Um dia, oferecerei meu corpo em sacrifício, como exemplo para a humanidade. Nem sequer peço um palácio no Vaticano para morar, que aqueles me parecem gelados. Dêem-me um bom homem de marketing, o William Bonner com a voz embargada e um belo fundo musical. Mostrarão meu negro passado com drogas, outras lutas internas, meu presente como mãe dedicada e amorosa. Nas televisões, as cenas de minha vida em que perdoei meus inimigos, intercaladas com as do Papa perdoando o atirador e o Jean Willys perdoando Sammy. As pessoas todas, sem mais ídolos, me amariam.

Eu não iria tão longe quanto o Papa, admiro-o pela persistência. Abaixaria os olhos, sim, como o Jean, quando perguntado "como se sentia em ser um exemplo para o Brasil e um orgulho para sua mãe". Abaixaria meus olhos, envergonhada de minha virtude.

Lar, doce lar
"E agora, deixa-me mostrar, por meio de uma comparação, até que ponto nossa natureza humana vive banhada em luz ou mergulhada em sombras. Vê! Seres humanos vivendo em um abrigo subterrâneo, uma caverna, cuja boca se abre para a luz, que a atinge em toda a extensão. Aí sempre viveram, desde crianças, tendo as pernas e o pescoço acorrentados, de modo que não podem mover-se, e apenas vêem o que está à sua frente, uma vez que as correntes os impedem de virar a cabeça.

Acima e por trás deles, um fogo arde a certa distância e, entre o fogo e os prisioneiros, a uma altura mais elevada, passa um caminho. Se olhares bem, verás uma parede baixa que se ergue ao longo desse caminho, como se fosse um anteparo que os animadores de marionetes usam para esconder-se enquanto exibem os bonecos.

[...] Pois esses seres são como nós. Vêem apenas suas próprias sombras, ou as sombras uns dos outros, que o fogo projeta na parede que lhes fica à frente."

(Platão, República, Livro 7)

(Tateio na escuridão, encontro o elo quebrado. Está da mesma maneira que o deixei. E a pedra afiada que havia usado para quebrar a corrente, uso para abrir um novo elo e prender-me novamente. Nada parece ter mudado, eles continuam assistindo ao teatro das sombras na parede, um pouco anestesiados. Alguns babam. Ajeito a coluna na pedra úmida, estive com saudades daqui. Nada encontrei de diverso entre o teatro das sombras e o mundo das idéias. Na verdade, prefiro as sombras. Dá menos trabalho: é só sentar e assistir.)

Lista de tarefas
(a) Reescreva o trecho de "[...] Pois esses" até "sentar e assistir.)", inclusive, trocando "elo quebrado" por "elo partido".
(b) Dê continuidade ao trecho a partir do ponto em que ele termina.

Dados de anotação de layout
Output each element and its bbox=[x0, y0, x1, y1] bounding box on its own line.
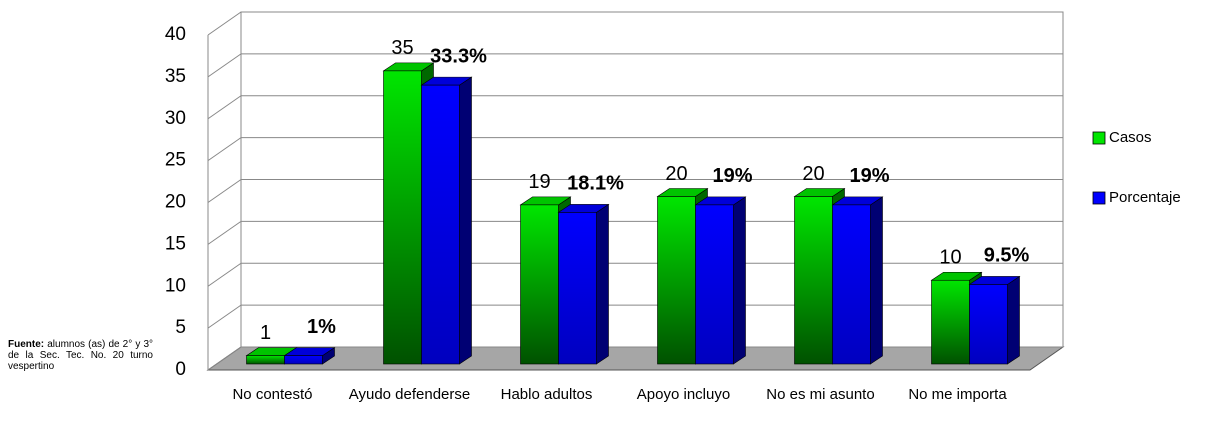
bar-front bbox=[558, 212, 597, 365]
bar bbox=[283, 347, 336, 365]
y-tick-label: 35 bbox=[165, 66, 186, 87]
value-label: 1% bbox=[307, 316, 336, 338]
grid-line-side bbox=[207, 220, 242, 245]
y-tick-label: 10 bbox=[165, 275, 186, 296]
source-text: alumnos (as) de 2° y 3° de la Sec. Tec. … bbox=[8, 339, 154, 372]
value-label: 18.1% bbox=[567, 173, 624, 195]
bar-front bbox=[794, 196, 833, 365]
y-tick-label: 0 bbox=[175, 359, 186, 380]
bar-front bbox=[246, 355, 285, 365]
value-label: 33.3% bbox=[430, 45, 487, 67]
y-tick-label: 20 bbox=[165, 192, 186, 213]
grid-line-side bbox=[207, 95, 242, 120]
x-tick-label: No contestó bbox=[232, 386, 313, 403]
x-tick-label: Ayudo defenderse bbox=[348, 386, 471, 403]
value-label: 9.5% bbox=[984, 245, 1030, 267]
value-label: 20 bbox=[665, 163, 687, 185]
value-label: 19% bbox=[849, 165, 889, 187]
bar bbox=[694, 196, 747, 365]
source-note: Fuente: alumnos (as) de 2° y 3° de la Se… bbox=[8, 339, 153, 372]
bar bbox=[420, 76, 473, 365]
bar-front bbox=[421, 84, 460, 365]
bar-front bbox=[383, 70, 422, 365]
bar-side bbox=[870, 196, 883, 365]
value-label: 19% bbox=[712, 165, 752, 187]
y-tick-label: 30 bbox=[165, 108, 186, 129]
legend-swatch bbox=[1092, 131, 1106, 145]
bar-side bbox=[596, 203, 609, 365]
bar bbox=[831, 196, 884, 365]
value-label: 1 bbox=[260, 322, 271, 344]
bar-front bbox=[284, 355, 323, 365]
legend-label: Porcentaje bbox=[1109, 189, 1181, 206]
x-tick-label: No es mi asunto bbox=[766, 386, 875, 403]
bar-front bbox=[657, 196, 696, 365]
bar-front bbox=[695, 204, 734, 365]
grid-line-side bbox=[207, 346, 242, 371]
bar-front bbox=[832, 204, 871, 365]
value-label: 10 bbox=[939, 247, 961, 269]
bar-side bbox=[459, 76, 472, 365]
grid-line-side bbox=[207, 262, 242, 287]
source-label: Fuente: bbox=[8, 339, 45, 350]
legend-swatch bbox=[1092, 191, 1106, 205]
x-tick-label: Hablo adultos bbox=[500, 386, 593, 403]
y-tick-label: 5 bbox=[175, 317, 186, 338]
y-tick-label: 25 bbox=[165, 150, 186, 171]
bar-side bbox=[733, 196, 746, 365]
y-tick-label: 40 bbox=[165, 24, 186, 45]
grid-line-side bbox=[207, 137, 242, 162]
grid-line-side bbox=[207, 53, 242, 78]
grid-line-side bbox=[207, 11, 242, 36]
value-label: 35 bbox=[391, 37, 413, 59]
y-tick-label: 15 bbox=[165, 233, 186, 254]
bar-front bbox=[969, 284, 1008, 365]
bar-front bbox=[931, 279, 970, 365]
value-label: 19 bbox=[528, 171, 550, 193]
bar bbox=[557, 203, 610, 365]
bar bbox=[968, 275, 1021, 365]
value-label: 20 bbox=[802, 163, 824, 185]
legend-label: Casos bbox=[1109, 129, 1152, 146]
x-tick-label: Apoyo incluyo bbox=[636, 386, 731, 403]
bar-front bbox=[520, 204, 559, 365]
bar-side bbox=[1007, 275, 1020, 365]
grid-line-side bbox=[207, 179, 242, 203]
x-tick-label: No me importa bbox=[908, 386, 1007, 403]
grid-line-side bbox=[207, 304, 242, 329]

Respostas do exercício
(a)
[...] Pois esses seres são como nós. Vêem apenas suas próprias sombras, ou as sombras uns dos outros, que o fogo projeta na parede que lhes fica à frente."

(Platão, República, Livro 7)

(Tateio na escuridão, encontro o elo partido. Está da mesma maneira que o deixei. E a pedra afiada que havia usado para quebrar a corrente, uso para abrir um novo elo e prender-me novamente. Nada parece ter mudado, eles continuam assistindo ao teatro das sombras na parede, um pouco anestesiados. Alguns babam. Ajeito a coluna na pedra úmida, estive com saudades daqui. Nada encontrei de diverso entre o teatro das sombras e o mundo das idéias. Na verdade, prefiro as sombras. Dá menos trabalho: é só sentar e assistir.)

(b)
- E aí, como foi?

Era Robert Crumb, que também tinha voltado.

- Tá pior, Crumb, agora só há gente virtuosa.
- Triste. E a música?
- Foi-se.
- Agora eles dançam aquelas coisas.
- Chamam a si mesmos de "cena musical". E a você de "ícone da contra-cultura".

- Damn it! E o Bruce Springsteen, morreu?
- Nada. Até se multiplicou. Em George Michael, Lenny Kravitz, Felipe Dylon.
- Quem é Felipe Dylon?
- Deixa pra lá, Crumb... Trouxe o banjo?
- Yeah.

Ele toca Howlin' Wolf, "Driving this Highway", choramos.

Rec, rec, rec.

- Ei, Crumb, você despertou um, parece que está tentando soltar a corrente.
- Deixa.
- Coitado. Tá indo lá pra fora.
- Ótimo. Estou precisando mesmo de uma corrente extra, nos pés. Sabe como é, melhor prevenir...

Blues, de Robert Crumb
Crumb é impaciente e imoral. Odeia com fervor a dança e a música pop. O crítico mais ácido da América faz em Blues a definitiva homenagem à velha música negra norte-americana. Os malditos bluesmen que fizeram pactos com o demônio nas encruzilhadas, um homem negro e alto que afinava os instrumentos como ninguém, ressuscitam sua vida viciada no traço sujo de Crumb. Charley Patton, beberrão e violento, morre anônimo e ouvindo a voz da morte em delírios. Mas deixa a melhor música do mundo para os bons. A edição da Conrad é perfeita: cores, papel e cheiro que me fizeram fazer uma prece de agradecimento. Não às virtudes de algum Papa, nem à moral inatacável de Jean Willys. À Crumb, o infernal Crumb.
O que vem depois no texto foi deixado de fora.